EXERCISE TASK — Duplicate the entries from the line containing "352, 855, 371]" down to the line containing "227, 2142, 249]", both of those lines included, keeping each one identical to the original.
#### MATERIAL TO PROCESS
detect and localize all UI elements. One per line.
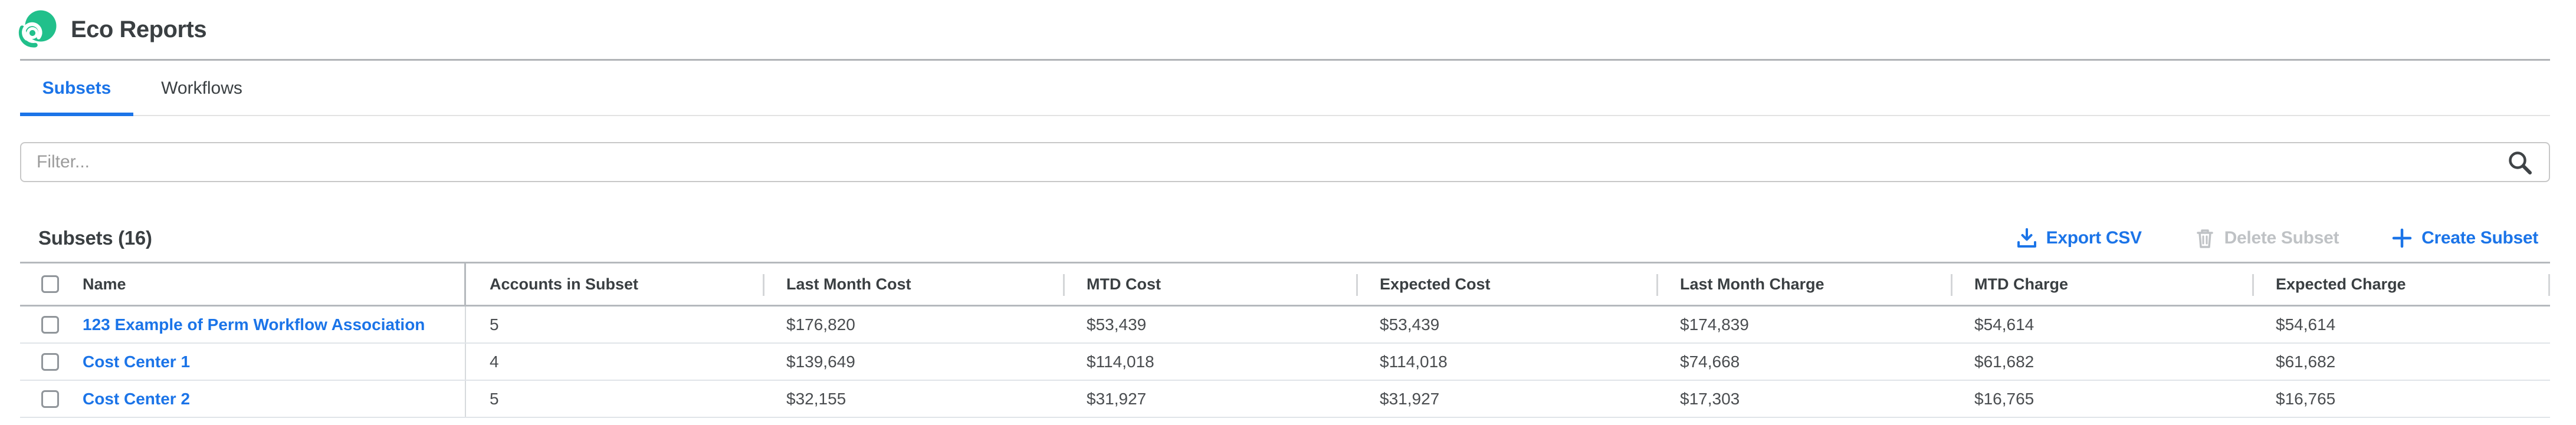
last-month-cost-cell: $139,649	[786, 352, 855, 371]
header-cell-name: Name	[20, 263, 466, 305]
create-subset-button[interactable]: Create Subset	[2391, 227, 2538, 249]
expected-cost-cell: $53,439	[1380, 315, 1440, 334]
tab-subsets-label: Subsets	[42, 78, 111, 98]
mtd-cost-cell: $53,439	[1087, 315, 1147, 334]
table-header-row: Name Accounts in Subset Last Month Cost …	[20, 263, 2550, 307]
export-csv-button[interactable]: Export CSV	[2016, 227, 2142, 249]
toolbar-actions: Export CSV Delete Subset Create Subset	[2016, 227, 2538, 249]
row-checkbox[interactable]	[41, 352, 59, 371]
row-name-cell: Cost Center 1	[20, 344, 466, 380]
mtd-charge-cell: $16,765	[1974, 389, 2034, 408]
tabbar-divider	[20, 115, 2550, 116]
subset-name-link[interactable]: Cost Center 2	[83, 389, 191, 408]
mtd-cost-cell: $114,018	[1087, 352, 1154, 371]
last-month-cost-cell: $176,820	[786, 315, 855, 334]
expected-cost-cell: $114,018	[1380, 352, 1448, 371]
last-month-charge-cell: $17,303	[1680, 389, 1740, 408]
header-cell-last-month-charge: Last Month Charge	[1656, 263, 1951, 305]
page-title: Eco Reports	[71, 16, 207, 42]
subset-name-link[interactable]: Cost Center 1	[83, 352, 191, 371]
last-month-charge-cell: $74,668	[1680, 352, 1740, 371]
densify-logo-icon	[14, 9, 61, 50]
filter-input[interactable]	[20, 142, 2550, 182]
plus-icon	[2392, 228, 2412, 248]
tab-subsets[interactable]: Subsets	[20, 61, 133, 116]
expected-cost-cell: $31,927	[1380, 389, 1440, 408]
filter-bar	[20, 142, 2550, 182]
last-month-cost-cell: $32,155	[786, 389, 846, 408]
delete-subset-button[interactable]: Delete Subset	[2194, 227, 2339, 249]
header-cell-last-month-cost: Last Month Cost	[763, 263, 1063, 305]
table-row[interactable]: 123 Example of Perm Workflow Association…	[20, 307, 2550, 344]
header-divider	[20, 59, 2550, 61]
export-csv-label: Export CSV	[2046, 228, 2142, 248]
mtd-charge-cell: $61,682	[1974, 352, 2034, 371]
tab-workflows[interactable]: Workflows	[145, 61, 258, 116]
trash-icon	[2196, 229, 2213, 248]
mtd-charge-cell: $54,614	[1974, 315, 2034, 334]
accounts-cell: 4	[490, 352, 499, 371]
last-month-charge-cell: $174,839	[1680, 315, 1749, 334]
header-cell-expected-charge: Expected Charge	[2252, 263, 2550, 305]
row-name-cell: 123 Example of Perm Workflow Association	[20, 307, 466, 342]
subsets-count-heading: Subsets (16)	[38, 227, 152, 249]
table-row[interactable]: Cost Center 1 4 $139,649 $114,018 $114,0…	[20, 344, 2550, 381]
create-subset-label: Create Subset	[2421, 228, 2538, 248]
accounts-cell: 5	[490, 389, 499, 408]
tabbar: Subsets Workflows	[0, 61, 2576, 116]
table-row[interactable]: Cost Center 2 5 $32,155 $31,927 $31,927 …	[20, 381, 2550, 418]
app-header: Eco Reports	[0, 0, 2576, 59]
column-header-label: Name	[83, 275, 126, 293]
tab-workflows-label: Workflows	[161, 78, 242, 98]
header-cell-mtd-charge: MTD Charge	[1951, 263, 2252, 305]
download-icon	[2017, 228, 2036, 248]
header-cell-expected-cost: Expected Cost	[1356, 263, 1656, 305]
delete-subset-label: Delete Subset	[2224, 228, 2339, 248]
row-checkbox[interactable]	[41, 390, 59, 408]
header-cell-accounts: Accounts in Subset	[490, 275, 639, 293]
expected-charge-cell: $16,765	[2276, 389, 2336, 408]
expected-charge-cell: $54,614	[2276, 315, 2336, 334]
subset-name-link[interactable]: 123 Example of Perm Workflow Association	[83, 315, 425, 334]
header-cell-mtd-cost: MTD Cost	[1063, 263, 1356, 305]
accounts-cell: 5	[490, 315, 499, 334]
row-checkbox[interactable]	[41, 315, 59, 334]
expected-charge-cell: $61,682	[2276, 352, 2336, 371]
active-tab-underline	[20, 113, 133, 116]
subsets-table: Name Accounts in Subset Last Month Cost …	[20, 262, 2550, 418]
row-name-cell: Cost Center 2	[20, 381, 466, 417]
mtd-cost-cell: $31,927	[1087, 389, 1147, 408]
select-all-checkbox[interactable]	[41, 275, 59, 293]
search-icon	[2509, 151, 2532, 174]
subsets-toolbar: Subsets (16) Export CSV Delete Subset	[0, 225, 2576, 252]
########
RESPONSE —
last-month-cost-cell: $139,649	[786, 352, 855, 371]
header-cell-name: Name	[20, 263, 466, 305]
create-subset-button[interactable]: Create Subset	[2391, 227, 2538, 249]
expected-cost-cell: $53,439	[1380, 315, 1440, 334]
tab-subsets-label: Subsets	[42, 78, 111, 98]
mtd-cost-cell: $53,439	[1087, 315, 1147, 334]
table-header-row: Name Accounts in Subset Last Month Cost …	[20, 263, 2550, 307]
export-csv-button[interactable]: Export CSV	[2016, 227, 2142, 249]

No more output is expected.